— INSTRUCTIONS TO FOLLOW —
Lines containing the word "KAMPUNG" should be extracted in full.

— DATA SHOWN —
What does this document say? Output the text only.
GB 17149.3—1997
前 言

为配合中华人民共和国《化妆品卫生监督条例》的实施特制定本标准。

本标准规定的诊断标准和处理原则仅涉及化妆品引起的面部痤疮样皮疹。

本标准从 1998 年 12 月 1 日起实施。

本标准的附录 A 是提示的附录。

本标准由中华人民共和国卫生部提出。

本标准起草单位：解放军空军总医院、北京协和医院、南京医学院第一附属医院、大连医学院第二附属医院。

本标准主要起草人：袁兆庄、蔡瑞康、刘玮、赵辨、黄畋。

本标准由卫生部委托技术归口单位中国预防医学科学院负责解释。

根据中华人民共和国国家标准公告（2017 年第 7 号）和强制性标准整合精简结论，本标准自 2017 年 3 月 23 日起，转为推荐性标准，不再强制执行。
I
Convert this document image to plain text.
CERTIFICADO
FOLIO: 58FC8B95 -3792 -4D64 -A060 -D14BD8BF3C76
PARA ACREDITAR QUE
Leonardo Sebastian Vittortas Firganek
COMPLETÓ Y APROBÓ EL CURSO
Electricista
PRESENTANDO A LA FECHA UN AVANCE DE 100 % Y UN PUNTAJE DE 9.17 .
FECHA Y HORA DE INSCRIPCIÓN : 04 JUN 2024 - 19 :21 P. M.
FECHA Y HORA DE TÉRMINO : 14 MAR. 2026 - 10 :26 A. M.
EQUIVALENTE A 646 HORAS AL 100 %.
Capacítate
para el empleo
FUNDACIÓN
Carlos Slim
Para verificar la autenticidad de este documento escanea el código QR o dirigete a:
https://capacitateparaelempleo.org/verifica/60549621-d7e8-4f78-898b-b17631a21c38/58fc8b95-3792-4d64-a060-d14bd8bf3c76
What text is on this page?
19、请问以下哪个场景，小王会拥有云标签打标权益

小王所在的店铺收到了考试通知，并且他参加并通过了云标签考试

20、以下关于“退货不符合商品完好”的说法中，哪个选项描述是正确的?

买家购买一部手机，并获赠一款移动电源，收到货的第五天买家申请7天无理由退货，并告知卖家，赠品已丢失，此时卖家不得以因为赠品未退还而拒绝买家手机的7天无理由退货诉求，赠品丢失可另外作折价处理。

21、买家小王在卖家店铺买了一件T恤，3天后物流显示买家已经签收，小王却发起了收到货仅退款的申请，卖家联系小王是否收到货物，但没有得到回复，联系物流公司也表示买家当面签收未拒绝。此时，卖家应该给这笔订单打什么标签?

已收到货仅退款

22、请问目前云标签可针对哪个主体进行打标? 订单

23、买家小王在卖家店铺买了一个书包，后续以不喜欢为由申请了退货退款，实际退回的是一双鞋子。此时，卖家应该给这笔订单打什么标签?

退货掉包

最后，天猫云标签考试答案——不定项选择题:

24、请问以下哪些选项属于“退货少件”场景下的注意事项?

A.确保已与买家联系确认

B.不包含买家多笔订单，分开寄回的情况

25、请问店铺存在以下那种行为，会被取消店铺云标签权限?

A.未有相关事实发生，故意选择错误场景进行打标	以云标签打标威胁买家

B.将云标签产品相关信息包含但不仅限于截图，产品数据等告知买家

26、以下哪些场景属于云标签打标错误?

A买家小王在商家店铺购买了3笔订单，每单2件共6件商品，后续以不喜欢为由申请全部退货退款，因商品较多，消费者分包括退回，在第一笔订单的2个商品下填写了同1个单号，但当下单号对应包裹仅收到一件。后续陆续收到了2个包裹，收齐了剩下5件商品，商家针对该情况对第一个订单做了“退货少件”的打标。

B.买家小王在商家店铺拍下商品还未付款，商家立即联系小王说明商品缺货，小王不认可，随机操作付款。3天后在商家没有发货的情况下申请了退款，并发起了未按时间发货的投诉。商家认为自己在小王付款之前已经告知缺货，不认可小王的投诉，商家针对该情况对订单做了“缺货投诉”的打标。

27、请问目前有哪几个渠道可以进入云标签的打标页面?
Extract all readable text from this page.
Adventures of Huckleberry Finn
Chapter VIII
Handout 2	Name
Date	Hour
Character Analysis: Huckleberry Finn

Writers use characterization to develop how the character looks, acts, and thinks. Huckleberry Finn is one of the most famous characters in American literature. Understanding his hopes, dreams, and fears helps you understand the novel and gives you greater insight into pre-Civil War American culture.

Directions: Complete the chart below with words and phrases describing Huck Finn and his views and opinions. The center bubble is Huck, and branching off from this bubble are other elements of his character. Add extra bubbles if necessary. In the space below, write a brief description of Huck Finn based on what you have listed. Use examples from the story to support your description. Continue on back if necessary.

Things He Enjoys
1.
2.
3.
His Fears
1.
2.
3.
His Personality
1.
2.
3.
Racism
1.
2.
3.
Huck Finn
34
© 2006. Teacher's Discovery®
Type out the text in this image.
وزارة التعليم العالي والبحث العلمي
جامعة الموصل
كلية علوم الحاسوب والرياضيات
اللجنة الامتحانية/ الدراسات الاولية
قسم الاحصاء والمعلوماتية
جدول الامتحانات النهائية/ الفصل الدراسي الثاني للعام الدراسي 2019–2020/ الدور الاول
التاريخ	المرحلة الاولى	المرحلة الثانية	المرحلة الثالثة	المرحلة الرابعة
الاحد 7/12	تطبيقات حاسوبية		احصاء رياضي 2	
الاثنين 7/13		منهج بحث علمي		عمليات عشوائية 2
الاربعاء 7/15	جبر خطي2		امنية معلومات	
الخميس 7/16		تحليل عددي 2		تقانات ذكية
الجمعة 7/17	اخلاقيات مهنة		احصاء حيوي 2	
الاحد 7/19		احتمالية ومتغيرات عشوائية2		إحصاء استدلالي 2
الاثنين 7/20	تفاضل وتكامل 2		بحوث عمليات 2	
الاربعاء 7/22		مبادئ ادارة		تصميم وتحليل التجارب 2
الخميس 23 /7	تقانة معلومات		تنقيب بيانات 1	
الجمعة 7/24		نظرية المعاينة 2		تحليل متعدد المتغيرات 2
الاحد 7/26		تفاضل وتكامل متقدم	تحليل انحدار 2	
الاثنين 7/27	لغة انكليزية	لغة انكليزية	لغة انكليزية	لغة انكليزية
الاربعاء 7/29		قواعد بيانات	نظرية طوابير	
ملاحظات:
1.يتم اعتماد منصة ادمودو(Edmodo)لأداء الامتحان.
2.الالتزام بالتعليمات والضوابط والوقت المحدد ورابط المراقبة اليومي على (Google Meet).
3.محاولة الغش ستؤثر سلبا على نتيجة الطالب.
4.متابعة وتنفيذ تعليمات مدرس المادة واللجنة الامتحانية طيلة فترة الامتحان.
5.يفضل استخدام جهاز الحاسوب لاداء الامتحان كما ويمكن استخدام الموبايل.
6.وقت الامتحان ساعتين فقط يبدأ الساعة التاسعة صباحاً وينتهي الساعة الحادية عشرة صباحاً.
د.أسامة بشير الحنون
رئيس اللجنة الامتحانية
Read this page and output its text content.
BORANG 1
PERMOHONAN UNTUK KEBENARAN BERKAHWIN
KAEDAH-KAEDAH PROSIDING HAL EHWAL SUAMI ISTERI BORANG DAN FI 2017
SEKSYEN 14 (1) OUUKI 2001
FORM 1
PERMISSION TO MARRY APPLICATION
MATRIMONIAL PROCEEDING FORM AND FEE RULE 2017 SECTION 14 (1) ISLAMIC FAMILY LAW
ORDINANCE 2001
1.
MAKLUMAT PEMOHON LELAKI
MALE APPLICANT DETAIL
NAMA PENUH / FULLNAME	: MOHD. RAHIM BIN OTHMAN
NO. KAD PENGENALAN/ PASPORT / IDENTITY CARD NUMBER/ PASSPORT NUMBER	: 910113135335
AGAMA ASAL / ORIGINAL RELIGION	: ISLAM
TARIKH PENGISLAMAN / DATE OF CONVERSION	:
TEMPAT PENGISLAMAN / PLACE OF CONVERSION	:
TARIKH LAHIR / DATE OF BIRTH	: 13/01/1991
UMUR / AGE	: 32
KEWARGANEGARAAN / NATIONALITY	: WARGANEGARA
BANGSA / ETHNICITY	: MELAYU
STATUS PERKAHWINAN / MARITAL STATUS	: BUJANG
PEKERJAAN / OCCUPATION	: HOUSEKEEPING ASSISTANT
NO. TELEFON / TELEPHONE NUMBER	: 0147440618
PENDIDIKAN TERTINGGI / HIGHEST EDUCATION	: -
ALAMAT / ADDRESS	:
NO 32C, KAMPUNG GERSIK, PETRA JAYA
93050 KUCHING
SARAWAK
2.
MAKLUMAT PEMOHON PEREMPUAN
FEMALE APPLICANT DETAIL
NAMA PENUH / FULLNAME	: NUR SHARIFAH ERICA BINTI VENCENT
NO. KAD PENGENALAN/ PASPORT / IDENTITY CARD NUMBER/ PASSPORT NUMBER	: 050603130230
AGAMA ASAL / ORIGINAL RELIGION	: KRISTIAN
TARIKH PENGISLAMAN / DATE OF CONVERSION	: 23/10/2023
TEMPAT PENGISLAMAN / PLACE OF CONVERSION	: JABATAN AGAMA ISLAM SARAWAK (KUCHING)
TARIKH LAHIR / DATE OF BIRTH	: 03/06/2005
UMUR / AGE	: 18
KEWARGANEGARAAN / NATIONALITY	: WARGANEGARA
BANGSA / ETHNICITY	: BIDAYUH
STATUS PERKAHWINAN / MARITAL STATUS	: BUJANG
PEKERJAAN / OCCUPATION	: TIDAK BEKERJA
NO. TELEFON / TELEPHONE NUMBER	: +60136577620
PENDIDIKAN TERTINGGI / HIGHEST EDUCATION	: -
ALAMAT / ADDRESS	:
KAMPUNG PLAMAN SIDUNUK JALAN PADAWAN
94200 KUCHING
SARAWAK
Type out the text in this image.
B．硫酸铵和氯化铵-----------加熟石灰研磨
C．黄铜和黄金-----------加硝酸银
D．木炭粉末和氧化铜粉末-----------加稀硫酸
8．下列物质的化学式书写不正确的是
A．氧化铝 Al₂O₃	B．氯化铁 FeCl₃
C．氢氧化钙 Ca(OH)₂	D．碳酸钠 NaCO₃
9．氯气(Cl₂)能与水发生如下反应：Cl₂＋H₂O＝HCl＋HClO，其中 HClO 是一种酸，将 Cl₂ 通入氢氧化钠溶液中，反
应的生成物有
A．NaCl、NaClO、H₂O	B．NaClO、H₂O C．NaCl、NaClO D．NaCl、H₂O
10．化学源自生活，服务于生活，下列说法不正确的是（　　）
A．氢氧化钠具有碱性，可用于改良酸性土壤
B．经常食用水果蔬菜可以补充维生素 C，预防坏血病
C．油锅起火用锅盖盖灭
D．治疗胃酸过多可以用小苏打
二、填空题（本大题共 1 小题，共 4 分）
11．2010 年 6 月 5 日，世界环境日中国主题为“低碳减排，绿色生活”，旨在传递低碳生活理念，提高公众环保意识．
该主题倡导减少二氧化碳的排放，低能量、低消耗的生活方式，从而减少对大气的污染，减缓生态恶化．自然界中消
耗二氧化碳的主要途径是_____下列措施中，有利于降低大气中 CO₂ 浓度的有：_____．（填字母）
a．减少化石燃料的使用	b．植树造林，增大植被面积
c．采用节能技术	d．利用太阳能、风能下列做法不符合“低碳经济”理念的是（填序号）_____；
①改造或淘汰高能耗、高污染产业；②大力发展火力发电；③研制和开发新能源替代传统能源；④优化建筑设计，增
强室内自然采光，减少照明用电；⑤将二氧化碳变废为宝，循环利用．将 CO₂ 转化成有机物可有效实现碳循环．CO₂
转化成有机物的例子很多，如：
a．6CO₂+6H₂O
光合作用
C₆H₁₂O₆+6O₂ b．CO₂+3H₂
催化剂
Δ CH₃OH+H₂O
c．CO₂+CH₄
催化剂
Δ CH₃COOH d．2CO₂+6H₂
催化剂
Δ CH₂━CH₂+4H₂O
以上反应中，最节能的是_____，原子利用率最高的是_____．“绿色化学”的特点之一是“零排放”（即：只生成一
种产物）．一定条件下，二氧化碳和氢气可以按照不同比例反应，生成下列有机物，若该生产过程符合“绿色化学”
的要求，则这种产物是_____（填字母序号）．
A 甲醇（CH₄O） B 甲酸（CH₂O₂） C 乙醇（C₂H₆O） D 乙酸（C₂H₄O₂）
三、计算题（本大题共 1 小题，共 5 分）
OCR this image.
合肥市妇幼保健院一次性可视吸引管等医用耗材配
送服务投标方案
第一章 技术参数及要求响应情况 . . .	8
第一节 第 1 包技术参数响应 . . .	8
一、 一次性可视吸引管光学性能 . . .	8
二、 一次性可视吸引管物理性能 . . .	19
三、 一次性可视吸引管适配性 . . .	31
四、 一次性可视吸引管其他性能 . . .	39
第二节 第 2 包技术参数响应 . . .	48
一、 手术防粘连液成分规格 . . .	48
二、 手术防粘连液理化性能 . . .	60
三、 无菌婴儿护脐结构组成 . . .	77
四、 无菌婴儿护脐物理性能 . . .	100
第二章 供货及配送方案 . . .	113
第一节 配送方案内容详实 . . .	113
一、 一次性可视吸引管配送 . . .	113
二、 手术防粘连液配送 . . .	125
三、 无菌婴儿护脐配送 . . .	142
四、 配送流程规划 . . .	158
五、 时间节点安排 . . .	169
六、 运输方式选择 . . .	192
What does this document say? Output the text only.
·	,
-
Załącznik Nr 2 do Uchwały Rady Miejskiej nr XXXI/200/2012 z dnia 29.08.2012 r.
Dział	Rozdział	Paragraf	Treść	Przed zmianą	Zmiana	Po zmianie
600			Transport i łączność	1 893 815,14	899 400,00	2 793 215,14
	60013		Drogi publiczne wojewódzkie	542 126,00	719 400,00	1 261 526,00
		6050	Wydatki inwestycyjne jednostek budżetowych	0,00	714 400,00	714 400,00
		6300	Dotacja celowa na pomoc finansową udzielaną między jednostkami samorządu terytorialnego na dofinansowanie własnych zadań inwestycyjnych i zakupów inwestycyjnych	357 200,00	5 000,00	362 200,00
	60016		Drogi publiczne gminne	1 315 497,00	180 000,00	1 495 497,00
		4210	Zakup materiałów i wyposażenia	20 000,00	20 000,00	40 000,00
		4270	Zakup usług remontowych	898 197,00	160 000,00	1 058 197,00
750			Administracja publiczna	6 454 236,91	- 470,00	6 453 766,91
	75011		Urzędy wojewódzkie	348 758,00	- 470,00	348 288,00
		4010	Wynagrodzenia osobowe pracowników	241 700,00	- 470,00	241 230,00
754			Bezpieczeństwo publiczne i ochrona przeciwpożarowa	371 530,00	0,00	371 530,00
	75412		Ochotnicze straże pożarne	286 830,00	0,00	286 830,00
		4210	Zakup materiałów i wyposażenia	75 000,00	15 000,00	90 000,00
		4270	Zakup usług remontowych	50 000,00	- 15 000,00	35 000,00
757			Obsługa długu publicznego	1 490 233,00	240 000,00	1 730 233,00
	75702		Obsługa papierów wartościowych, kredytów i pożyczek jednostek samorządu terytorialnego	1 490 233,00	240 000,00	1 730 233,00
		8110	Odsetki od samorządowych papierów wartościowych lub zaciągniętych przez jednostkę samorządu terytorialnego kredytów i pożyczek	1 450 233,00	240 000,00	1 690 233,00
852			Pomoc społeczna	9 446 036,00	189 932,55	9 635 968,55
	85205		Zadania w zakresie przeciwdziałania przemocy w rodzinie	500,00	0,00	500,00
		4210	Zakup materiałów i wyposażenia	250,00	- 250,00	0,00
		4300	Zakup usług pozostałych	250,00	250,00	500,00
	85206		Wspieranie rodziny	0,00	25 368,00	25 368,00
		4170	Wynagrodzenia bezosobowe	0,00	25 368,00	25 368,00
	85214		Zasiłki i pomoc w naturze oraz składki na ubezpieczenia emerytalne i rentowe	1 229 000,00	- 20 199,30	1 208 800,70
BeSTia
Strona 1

— ANSWER IN FULL —
NO 32C, KAMPUNG GERSIK, PETRA JAYA
KAMPUNG PLAMAN SIDUNUK JALAN PADAWAN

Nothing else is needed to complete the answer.